*Written exercise*
In the listing below, locate the lines that hold the string "title". Copy those lines.

*Given data*

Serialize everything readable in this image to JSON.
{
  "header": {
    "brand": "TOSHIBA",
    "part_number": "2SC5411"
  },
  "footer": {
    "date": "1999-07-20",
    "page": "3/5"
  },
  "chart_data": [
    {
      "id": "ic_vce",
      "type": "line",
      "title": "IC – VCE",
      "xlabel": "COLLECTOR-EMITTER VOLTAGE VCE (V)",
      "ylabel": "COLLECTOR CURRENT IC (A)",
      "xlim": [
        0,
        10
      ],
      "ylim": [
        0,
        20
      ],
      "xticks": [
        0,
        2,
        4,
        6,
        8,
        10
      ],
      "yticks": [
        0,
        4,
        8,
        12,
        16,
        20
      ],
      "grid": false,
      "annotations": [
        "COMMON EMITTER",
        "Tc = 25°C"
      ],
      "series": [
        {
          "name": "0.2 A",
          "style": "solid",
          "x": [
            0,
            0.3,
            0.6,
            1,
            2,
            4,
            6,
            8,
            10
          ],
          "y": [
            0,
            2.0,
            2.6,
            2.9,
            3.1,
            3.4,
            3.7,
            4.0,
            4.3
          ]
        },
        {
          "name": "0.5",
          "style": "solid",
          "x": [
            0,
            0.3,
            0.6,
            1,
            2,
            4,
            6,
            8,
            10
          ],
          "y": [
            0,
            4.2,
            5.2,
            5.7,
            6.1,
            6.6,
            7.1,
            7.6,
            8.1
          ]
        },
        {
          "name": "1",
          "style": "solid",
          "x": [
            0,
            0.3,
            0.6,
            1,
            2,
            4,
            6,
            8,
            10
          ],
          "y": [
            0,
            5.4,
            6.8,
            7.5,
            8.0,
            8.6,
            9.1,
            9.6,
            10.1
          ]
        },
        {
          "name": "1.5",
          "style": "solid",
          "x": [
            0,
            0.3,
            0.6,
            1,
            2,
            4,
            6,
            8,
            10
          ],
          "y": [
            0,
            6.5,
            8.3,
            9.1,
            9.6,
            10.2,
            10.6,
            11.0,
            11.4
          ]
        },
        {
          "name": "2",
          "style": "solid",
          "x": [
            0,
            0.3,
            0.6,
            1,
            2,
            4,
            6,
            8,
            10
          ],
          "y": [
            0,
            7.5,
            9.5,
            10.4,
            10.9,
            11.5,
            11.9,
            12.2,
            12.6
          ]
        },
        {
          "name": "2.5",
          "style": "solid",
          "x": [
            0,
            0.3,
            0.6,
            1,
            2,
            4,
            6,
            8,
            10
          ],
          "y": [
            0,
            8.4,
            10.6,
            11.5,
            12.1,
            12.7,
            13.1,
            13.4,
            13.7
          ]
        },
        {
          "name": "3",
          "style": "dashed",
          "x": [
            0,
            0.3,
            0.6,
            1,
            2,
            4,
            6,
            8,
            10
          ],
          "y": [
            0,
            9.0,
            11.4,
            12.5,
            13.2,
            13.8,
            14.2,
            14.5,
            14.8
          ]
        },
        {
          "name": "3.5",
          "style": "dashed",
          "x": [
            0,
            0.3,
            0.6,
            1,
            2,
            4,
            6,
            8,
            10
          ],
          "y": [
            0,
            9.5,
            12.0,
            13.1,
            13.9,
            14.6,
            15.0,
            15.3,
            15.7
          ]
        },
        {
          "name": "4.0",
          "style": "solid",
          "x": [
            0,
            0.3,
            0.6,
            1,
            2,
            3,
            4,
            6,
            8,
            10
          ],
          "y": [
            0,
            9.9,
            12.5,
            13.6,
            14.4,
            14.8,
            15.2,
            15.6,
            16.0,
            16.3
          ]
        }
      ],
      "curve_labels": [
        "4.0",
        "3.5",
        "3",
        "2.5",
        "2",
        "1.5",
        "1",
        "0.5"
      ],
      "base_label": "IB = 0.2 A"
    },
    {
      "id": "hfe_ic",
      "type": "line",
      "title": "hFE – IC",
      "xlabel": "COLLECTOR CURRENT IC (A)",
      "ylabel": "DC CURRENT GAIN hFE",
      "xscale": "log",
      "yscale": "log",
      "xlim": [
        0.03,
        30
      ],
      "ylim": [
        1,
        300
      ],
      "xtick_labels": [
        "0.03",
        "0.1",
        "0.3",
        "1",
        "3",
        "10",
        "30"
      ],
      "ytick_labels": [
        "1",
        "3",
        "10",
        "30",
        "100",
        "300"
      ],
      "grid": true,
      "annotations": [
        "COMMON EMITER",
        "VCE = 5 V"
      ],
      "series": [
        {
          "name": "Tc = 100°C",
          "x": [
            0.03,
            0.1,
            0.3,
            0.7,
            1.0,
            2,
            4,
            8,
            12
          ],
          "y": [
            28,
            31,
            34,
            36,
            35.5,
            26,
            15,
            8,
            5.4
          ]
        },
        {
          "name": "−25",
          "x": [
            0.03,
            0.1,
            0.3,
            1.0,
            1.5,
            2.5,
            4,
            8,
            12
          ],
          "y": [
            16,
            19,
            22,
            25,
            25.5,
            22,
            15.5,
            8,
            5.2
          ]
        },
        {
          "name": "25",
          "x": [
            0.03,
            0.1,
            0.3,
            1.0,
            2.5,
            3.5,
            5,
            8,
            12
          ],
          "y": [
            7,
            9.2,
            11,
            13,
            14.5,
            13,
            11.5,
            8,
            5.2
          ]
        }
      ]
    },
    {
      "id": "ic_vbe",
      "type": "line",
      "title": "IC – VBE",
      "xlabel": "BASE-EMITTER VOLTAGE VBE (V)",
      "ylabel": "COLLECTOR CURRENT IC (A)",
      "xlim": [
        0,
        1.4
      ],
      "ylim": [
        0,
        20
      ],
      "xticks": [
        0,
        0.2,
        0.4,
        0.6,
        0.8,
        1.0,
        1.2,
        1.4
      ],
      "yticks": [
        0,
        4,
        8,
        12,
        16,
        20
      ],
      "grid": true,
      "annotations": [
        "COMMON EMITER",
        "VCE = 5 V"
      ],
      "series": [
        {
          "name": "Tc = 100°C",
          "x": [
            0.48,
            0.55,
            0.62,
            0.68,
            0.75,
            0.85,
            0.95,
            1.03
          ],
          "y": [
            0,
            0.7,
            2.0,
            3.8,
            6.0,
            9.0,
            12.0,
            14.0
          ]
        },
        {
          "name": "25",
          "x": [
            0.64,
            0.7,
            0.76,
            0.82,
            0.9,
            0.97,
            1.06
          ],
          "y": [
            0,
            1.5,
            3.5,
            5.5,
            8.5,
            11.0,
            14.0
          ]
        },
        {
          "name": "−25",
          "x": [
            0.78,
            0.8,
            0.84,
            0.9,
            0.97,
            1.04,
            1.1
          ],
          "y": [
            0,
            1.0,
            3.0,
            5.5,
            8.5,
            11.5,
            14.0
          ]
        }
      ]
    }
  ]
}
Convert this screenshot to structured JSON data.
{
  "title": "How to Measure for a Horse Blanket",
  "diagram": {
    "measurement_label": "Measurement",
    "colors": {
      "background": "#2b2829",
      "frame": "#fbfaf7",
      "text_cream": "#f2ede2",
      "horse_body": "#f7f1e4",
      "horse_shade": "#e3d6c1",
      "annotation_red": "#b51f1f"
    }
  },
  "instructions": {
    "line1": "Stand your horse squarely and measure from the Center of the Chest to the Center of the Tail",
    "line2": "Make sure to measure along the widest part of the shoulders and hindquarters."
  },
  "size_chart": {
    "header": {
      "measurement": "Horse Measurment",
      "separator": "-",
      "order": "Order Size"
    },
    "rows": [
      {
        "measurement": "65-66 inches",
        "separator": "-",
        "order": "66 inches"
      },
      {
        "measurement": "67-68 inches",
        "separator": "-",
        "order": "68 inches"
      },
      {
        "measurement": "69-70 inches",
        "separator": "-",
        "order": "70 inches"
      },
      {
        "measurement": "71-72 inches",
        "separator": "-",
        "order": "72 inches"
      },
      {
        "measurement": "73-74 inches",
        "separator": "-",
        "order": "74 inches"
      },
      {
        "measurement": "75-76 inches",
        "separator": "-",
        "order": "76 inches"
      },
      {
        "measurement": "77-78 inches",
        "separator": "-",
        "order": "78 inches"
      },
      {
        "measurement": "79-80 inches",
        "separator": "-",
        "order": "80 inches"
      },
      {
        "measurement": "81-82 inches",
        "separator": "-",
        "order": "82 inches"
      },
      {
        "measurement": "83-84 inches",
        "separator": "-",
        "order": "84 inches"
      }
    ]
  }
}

*Task answer*
      "title": "IC – VCE",
      "title": "hFE – IC",
      "title": "IC – VBE",
  "title": "How to Measure for a Horse Blanket",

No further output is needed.